-------- RECORD LIST --------

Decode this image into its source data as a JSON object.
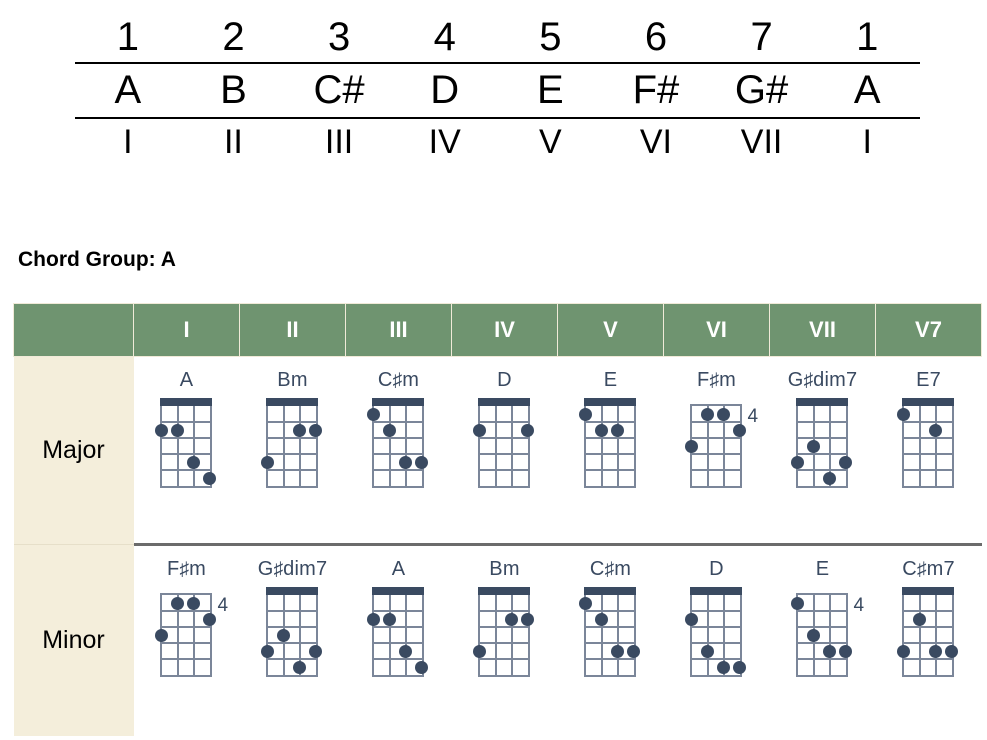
{
  "scale_table": {
    "degrees": [
      "1",
      "2",
      "3",
      "4",
      "5",
      "6",
      "7",
      "1"
    ],
    "notes": [
      "A",
      "B",
      "C#",
      "D",
      "E",
      "F#",
      "G#",
      "A"
    ],
    "romans": [
      "I",
      "II",
      "III",
      "IV",
      "V",
      "VI",
      "VII",
      "I"
    ]
  },
  "chord_group_title": "Chord Group: A",
  "colors": {
    "header_green": "#6f9470",
    "label_cream": "#f4eedb",
    "diagram_dark": "#3a4a61",
    "grid_gray": "#7b8699"
  },
  "table": {
    "corner_header": "",
    "headers": [
      "I",
      "II",
      "III",
      "IV",
      "V",
      "VI",
      "VII",
      "V7"
    ],
    "rows": [
      {
        "label": "Major",
        "chords": [
          {
            "name": "A",
            "strings": 4,
            "frets": 5,
            "open_nut": true,
            "fret_marker": "",
            "dots": [
              {
                "string": 1,
                "fret": 2
              },
              {
                "string": 2,
                "fret": 2
              },
              {
                "string": 3,
                "fret": 4
              },
              {
                "string": 4,
                "fret": 5
              }
            ]
          },
          {
            "name": "Bm",
            "strings": 4,
            "frets": 5,
            "open_nut": true,
            "fret_marker": "",
            "dots": [
              {
                "string": 3,
                "fret": 2
              },
              {
                "string": 4,
                "fret": 2
              },
              {
                "string": 1,
                "fret": 4
              }
            ]
          },
          {
            "name": "C#m",
            "strings": 4,
            "frets": 5,
            "open_nut": true,
            "fret_marker": "",
            "dots": [
              {
                "string": 1,
                "fret": 1
              },
              {
                "string": 2,
                "fret": 2
              },
              {
                "string": 3,
                "fret": 4
              },
              {
                "string": 4,
                "fret": 4
              }
            ]
          },
          {
            "name": "D",
            "strings": 4,
            "frets": 5,
            "open_nut": true,
            "fret_marker": "",
            "dots": [
              {
                "string": 1,
                "fret": 2
              },
              {
                "string": 4,
                "fret": 2
              }
            ]
          },
          {
            "name": "E",
            "strings": 4,
            "frets": 5,
            "open_nut": true,
            "fret_marker": "",
            "dots": [
              {
                "string": 1,
                "fret": 1
              },
              {
                "string": 2,
                "fret": 2
              },
              {
                "string": 3,
                "fret": 2
              }
            ]
          },
          {
            "name": "F#m",
            "strings": 4,
            "frets": 5,
            "open_nut": false,
            "fret_marker": "4",
            "dots": [
              {
                "string": 2,
                "fret": 1
              },
              {
                "string": 3,
                "fret": 1
              },
              {
                "string": 4,
                "fret": 2
              },
              {
                "string": 1,
                "fret": 3
              }
            ]
          },
          {
            "name": "G#dim7",
            "strings": 4,
            "frets": 5,
            "open_nut": true,
            "fret_marker": "",
            "dots": [
              {
                "string": 2,
                "fret": 3
              },
              {
                "string": 1,
                "fret": 4
              },
              {
                "string": 4,
                "fret": 4
              },
              {
                "string": 3,
                "fret": 5
              }
            ]
          },
          {
            "name": "E7",
            "strings": 4,
            "frets": 5,
            "open_nut": true,
            "fret_marker": "",
            "dots": [
              {
                "string": 1,
                "fret": 1
              },
              {
                "string": 3,
                "fret": 2
              }
            ]
          }
        ]
      },
      {
        "label": "Minor",
        "chords": [
          {
            "name": "F#m",
            "strings": 4,
            "frets": 5,
            "open_nut": false,
            "fret_marker": "4",
            "dots": [
              {
                "string": 2,
                "fret": 1
              },
              {
                "string": 3,
                "fret": 1
              },
              {
                "string": 4,
                "fret": 2
              },
              {
                "string": 1,
                "fret": 3
              }
            ]
          },
          {
            "name": "G#dim7",
            "strings": 4,
            "frets": 5,
            "open_nut": true,
            "fret_marker": "",
            "dots": [
              {
                "string": 2,
                "fret": 3
              },
              {
                "string": 1,
                "fret": 4
              },
              {
                "string": 4,
                "fret": 4
              },
              {
                "string": 3,
                "fret": 5
              }
            ]
          },
          {
            "name": "A",
            "strings": 4,
            "frets": 5,
            "open_nut": true,
            "fret_marker": "",
            "dots": [
              {
                "string": 1,
                "fret": 2
              },
              {
                "string": 2,
                "fret": 2
              },
              {
                "string": 3,
                "fret": 4
              },
              {
                "string": 4,
                "fret": 5
              }
            ]
          },
          {
            "name": "Bm",
            "strings": 4,
            "frets": 5,
            "open_nut": true,
            "fret_marker": "",
            "dots": [
              {
                "string": 3,
                "fret": 2
              },
              {
                "string": 4,
                "fret": 2
              },
              {
                "string": 1,
                "fret": 4
              }
            ]
          },
          {
            "name": "C#m",
            "strings": 4,
            "frets": 5,
            "open_nut": true,
            "fret_marker": "",
            "dots": [
              {
                "string": 1,
                "fret": 1
              },
              {
                "string": 2,
                "fret": 2
              },
              {
                "string": 3,
                "fret": 4
              },
              {
                "string": 4,
                "fret": 4
              }
            ]
          },
          {
            "name": "D",
            "strings": 4,
            "frets": 5,
            "open_nut": true,
            "fret_marker": "",
            "dots": [
              {
                "string": 1,
                "fret": 2
              },
              {
                "string": 2,
                "fret": 4
              },
              {
                "string": 3,
                "fret": 5
              },
              {
                "string": 4,
                "fret": 5
              }
            ]
          },
          {
            "name": "E",
            "strings": 4,
            "frets": 5,
            "open_nut": false,
            "fret_marker": "4",
            "dots": [
              {
                "string": 1,
                "fret": 1
              },
              {
                "string": 2,
                "fret": 3
              },
              {
                "string": 3,
                "fret": 4
              },
              {
                "string": 4,
                "fret": 4
              }
            ]
          },
          {
            "name": "C#m7",
            "strings": 4,
            "frets": 5,
            "open_nut": true,
            "fret_marker": "",
            "dots": [
              {
                "string": 2,
                "fret": 2
              },
              {
                "string": 1,
                "fret": 4
              },
              {
                "string": 3,
                "fret": 4
              },
              {
                "string": 4,
                "fret": 4
              }
            ]
          }
        ]
      }
    ]
  }
}
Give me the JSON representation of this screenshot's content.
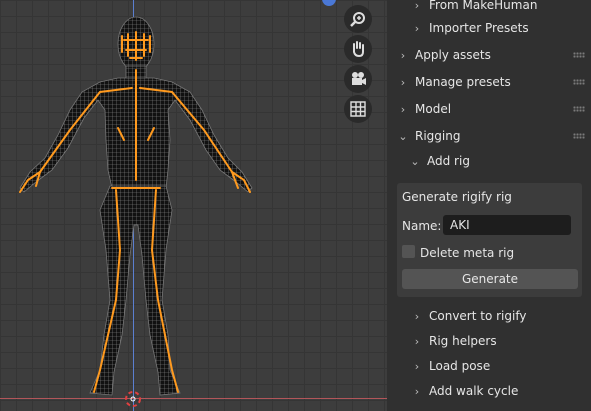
{
  "toolbar": {
    "zoom_icon": "zoom-icon",
    "pan_icon": "hand-icon",
    "camera_icon": "camera-icon",
    "grid_icon": "grid-icon"
  },
  "panel": {
    "items": [
      {
        "label": "From MakeHuman",
        "expanded": false
      },
      {
        "label": "Importer Presets",
        "expanded": false
      },
      {
        "label": "Apply assets",
        "expanded": false
      },
      {
        "label": "Manage presets",
        "expanded": false
      },
      {
        "label": "Model",
        "expanded": false
      },
      {
        "label": "Rigging",
        "expanded": true
      },
      {
        "label": "Add rig",
        "expanded": true
      }
    ],
    "add_rig": {
      "title": "Generate rigify rig",
      "name_label": "Name:",
      "name_value": "AKI",
      "delete_meta_label": "Delete meta rig",
      "delete_meta_checked": false,
      "generate_label": "Generate"
    },
    "sub_items": [
      {
        "label": "Convert to rigify"
      },
      {
        "label": "Rig helpers"
      },
      {
        "label": "Load pose"
      },
      {
        "label": "Add walk cycle"
      }
    ]
  },
  "colors": {
    "rig_orange": "#ff9a1f",
    "mesh_lines": "#9a9a9a",
    "axis_blue": "#5b7fd0",
    "axis_red": "#b3565a"
  }
}
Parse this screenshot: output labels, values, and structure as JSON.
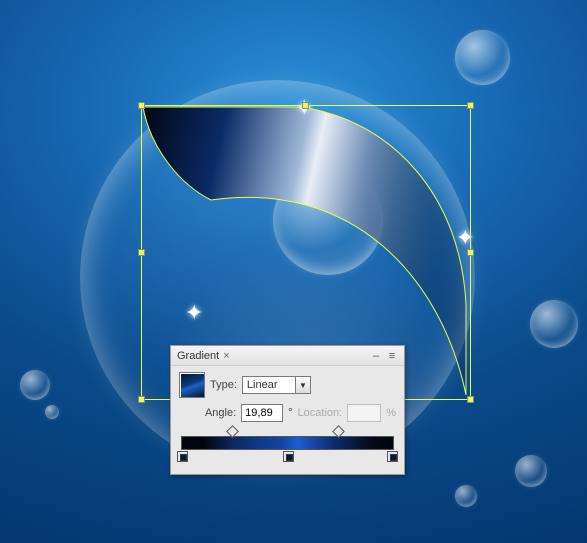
{
  "panel": {
    "title": "Gradient",
    "close_glyph": "×",
    "minimize_glyph": "–",
    "menu_glyph": "≡",
    "type_label": "Type:",
    "type_value": "Linear",
    "angle_label": "Angle:",
    "angle_value": "19,89",
    "degree_glyph": "°",
    "location_label": "Location:",
    "location_value": "",
    "percent_glyph": "%"
  },
  "swatch_gradient": {
    "angle_deg": 19.89,
    "type": "Linear"
  },
  "gradient_ramp": {
    "opacity_stops_pct": [
      22,
      72
    ],
    "color_stops_pct": [
      0,
      50,
      100
    ]
  },
  "selection": {
    "handles": 8,
    "stroke": "#e6ff4d"
  },
  "colors": {
    "canvas_bg": "#0a4a8a",
    "panel_bg": "#e8e8e8",
    "sel_stroke": "#e6ff4d"
  }
}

--------

• [EXERCISE GOAL]
In the records above, collect each line with "Generate".

• [RESPONSE TO THE TASK]
      "title": "Generate rigify rig",
      "generate_label": "Generate"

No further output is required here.